Exercise
Extract, from the listing that follows, each line containing the word "Testing".
▬▬▬
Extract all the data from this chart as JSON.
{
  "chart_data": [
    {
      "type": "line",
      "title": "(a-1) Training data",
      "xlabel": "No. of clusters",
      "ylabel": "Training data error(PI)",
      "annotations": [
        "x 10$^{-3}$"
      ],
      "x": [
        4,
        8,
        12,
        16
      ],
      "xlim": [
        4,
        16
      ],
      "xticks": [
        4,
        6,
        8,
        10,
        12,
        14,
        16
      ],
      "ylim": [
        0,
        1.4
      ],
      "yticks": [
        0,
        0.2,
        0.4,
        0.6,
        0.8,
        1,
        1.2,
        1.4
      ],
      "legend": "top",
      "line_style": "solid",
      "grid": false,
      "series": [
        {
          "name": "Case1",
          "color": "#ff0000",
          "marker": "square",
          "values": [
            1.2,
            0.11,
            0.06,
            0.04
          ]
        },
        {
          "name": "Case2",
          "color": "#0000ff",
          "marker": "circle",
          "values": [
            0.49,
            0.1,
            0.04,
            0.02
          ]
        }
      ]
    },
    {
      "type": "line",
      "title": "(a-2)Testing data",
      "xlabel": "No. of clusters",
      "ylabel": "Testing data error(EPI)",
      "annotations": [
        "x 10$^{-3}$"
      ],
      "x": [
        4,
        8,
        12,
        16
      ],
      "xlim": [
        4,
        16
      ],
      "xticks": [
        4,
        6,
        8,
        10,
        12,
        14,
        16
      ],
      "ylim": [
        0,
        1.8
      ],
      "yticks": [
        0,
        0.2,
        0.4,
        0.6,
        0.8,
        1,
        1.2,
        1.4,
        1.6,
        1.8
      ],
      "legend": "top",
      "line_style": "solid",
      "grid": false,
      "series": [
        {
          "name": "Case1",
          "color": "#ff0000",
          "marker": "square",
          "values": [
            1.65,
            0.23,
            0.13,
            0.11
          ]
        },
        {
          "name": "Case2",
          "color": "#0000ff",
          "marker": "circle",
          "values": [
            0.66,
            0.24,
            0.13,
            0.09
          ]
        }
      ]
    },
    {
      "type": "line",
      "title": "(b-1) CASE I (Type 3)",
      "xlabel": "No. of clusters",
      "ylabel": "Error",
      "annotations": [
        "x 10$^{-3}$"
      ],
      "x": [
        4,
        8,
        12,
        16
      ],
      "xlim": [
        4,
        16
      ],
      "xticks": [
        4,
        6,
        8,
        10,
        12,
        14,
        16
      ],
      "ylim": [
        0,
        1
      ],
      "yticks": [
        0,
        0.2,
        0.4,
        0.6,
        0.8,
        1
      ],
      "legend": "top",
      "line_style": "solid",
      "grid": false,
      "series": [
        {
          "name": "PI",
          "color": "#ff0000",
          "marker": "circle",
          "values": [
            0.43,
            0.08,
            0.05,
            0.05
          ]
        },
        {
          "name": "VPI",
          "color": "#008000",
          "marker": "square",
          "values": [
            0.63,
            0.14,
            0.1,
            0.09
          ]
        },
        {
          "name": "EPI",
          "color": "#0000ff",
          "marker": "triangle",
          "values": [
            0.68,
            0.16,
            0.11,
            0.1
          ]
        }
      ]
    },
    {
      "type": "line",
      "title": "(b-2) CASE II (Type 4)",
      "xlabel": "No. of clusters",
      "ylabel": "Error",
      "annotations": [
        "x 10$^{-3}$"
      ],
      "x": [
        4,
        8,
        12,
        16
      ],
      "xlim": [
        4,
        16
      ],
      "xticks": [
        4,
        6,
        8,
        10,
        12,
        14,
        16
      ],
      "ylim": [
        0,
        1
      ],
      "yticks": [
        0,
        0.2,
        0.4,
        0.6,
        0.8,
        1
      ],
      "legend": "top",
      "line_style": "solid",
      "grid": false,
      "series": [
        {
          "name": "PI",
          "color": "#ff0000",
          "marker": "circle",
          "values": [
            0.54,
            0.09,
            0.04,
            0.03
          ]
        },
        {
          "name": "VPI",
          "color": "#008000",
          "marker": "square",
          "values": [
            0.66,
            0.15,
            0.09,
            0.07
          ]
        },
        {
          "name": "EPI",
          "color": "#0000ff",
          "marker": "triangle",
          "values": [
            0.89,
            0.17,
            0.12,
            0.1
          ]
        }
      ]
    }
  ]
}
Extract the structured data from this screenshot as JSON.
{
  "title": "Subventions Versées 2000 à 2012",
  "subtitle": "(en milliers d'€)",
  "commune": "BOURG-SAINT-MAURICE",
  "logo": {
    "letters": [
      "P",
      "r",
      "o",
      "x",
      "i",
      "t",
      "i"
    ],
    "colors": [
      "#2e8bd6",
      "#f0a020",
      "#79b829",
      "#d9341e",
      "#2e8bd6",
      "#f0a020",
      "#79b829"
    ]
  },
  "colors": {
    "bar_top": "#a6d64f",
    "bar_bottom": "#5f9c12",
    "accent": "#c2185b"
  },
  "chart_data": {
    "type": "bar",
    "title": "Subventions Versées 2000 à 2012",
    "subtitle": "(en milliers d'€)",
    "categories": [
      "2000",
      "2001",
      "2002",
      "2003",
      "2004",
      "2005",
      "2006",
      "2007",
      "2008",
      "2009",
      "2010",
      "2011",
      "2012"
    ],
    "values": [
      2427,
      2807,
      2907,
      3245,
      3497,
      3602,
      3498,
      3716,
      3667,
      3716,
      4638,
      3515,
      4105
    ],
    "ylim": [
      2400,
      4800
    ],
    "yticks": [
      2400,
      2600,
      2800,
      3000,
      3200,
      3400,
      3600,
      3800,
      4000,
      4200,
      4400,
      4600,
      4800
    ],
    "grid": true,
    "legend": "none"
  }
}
▬▬▬
Result
      "title": "(a-2)Testing data",
      "ylabel": "Testing data error(EPI)",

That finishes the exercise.